Task instructions ▸
Your task is to print the material below exactly as presented.

Provided records ▸
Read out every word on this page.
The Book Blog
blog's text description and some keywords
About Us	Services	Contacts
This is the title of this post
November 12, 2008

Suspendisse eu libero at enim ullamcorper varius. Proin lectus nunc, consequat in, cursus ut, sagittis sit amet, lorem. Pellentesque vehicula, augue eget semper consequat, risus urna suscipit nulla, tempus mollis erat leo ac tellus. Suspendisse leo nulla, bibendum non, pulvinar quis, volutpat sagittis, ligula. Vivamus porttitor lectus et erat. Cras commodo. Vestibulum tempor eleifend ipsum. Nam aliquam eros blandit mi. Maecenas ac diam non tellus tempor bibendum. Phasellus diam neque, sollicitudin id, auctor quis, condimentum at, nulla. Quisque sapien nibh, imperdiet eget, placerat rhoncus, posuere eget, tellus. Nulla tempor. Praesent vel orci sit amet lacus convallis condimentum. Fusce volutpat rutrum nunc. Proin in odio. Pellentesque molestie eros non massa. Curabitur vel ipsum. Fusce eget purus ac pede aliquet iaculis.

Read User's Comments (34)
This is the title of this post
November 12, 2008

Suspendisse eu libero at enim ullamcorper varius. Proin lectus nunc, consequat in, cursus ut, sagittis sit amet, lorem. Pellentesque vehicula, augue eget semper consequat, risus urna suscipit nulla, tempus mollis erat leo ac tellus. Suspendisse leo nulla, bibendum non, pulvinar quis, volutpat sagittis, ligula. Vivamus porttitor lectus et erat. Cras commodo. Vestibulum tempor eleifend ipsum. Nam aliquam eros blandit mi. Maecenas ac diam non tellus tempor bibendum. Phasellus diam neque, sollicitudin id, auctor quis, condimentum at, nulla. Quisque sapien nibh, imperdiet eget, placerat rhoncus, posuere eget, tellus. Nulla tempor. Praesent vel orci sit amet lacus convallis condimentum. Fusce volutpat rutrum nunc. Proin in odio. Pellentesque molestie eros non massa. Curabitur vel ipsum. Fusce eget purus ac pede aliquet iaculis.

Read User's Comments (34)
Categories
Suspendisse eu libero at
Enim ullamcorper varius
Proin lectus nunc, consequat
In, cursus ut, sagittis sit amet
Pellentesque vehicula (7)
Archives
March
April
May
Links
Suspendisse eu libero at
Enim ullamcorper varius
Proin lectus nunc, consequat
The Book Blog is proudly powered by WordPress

The reply ▸
Read out every word on this page.
The Book Blog
blog's text description and some keywords
About Us	Services	Contacts
This is the title of this post
November 12, 2008

Suspendisse eu libero at enim ullamcorper varius. Proin lectus nunc, consequat in, cursus ut, sagittis sit amet, lorem. Pellentesque vehicula, augue eget semper consequat, risus urna suscipit nulla, tempus mollis erat leo ac tellus. Suspendisse leo nulla, bibendum non, pulvinar quis, volutpat sagittis, ligula. Vivamus porttitor lectus et erat. Cras commodo. Vestibulum tempor eleifend ipsum. Nam aliquam eros blandit mi. Maecenas ac diam non tellus tempor bibendum. Phasellus diam neque, sollicitudin id, auctor quis, condimentum at, nulla. Quisque sapien nibh, imperdiet eget, placerat rhoncus, posuere eget, tellus. Nulla tempor. Praesent vel orci sit amet lacus convallis condimentum. Fusce volutpat rutrum nunc. Proin in odio. Pellentesque molestie eros non massa. Curabitur vel ipsum. Fusce eget purus ac pede aliquet iaculis.

Read User's Comments (34)
This is the title of this post
November 12, 2008

Suspendisse eu libero at enim ullamcorper varius. Proin lectus nunc, consequat in, cursus ut, sagittis sit amet, lorem. Pellentesque vehicula, augue eget semper consequat, risus urna suscipit nulla, tempus mollis erat leo ac tellus. Suspendisse leo nulla, bibendum non, pulvinar quis, volutpat sagittis, ligula. Vivamus porttitor lectus et erat. Cras commodo. Vestibulum tempor eleifend ipsum. Nam aliquam eros blandit mi. Maecenas ac diam non tellus tempor bibendum. Phasellus diam neque, sollicitudin id, auctor quis, condimentum at, nulla. Quisque sapien nibh, imperdiet eget, placerat rhoncus, posuere eget, tellus. Nulla tempor. Praesent vel orci sit amet lacus convallis condimentum. Fusce volutpat rutrum nunc. Proin in odio. Pellentesque molestie eros non massa. Curabitur vel ipsum. Fusce eget purus ac pede aliquet iaculis.

Read User's Comments (34)
Categories
Suspendisse eu libero at
Enim ullamcorper varius
Proin lectus nunc, consequat
In, cursus ut, sagittis sit amet
Pellentesque vehicula (7)
Archives
March
April
May
Links
Suspendisse eu libero at
Enim ullamcorper varius
Proin lectus nunc, consequat
The Book Blog is proudly powered by WordPress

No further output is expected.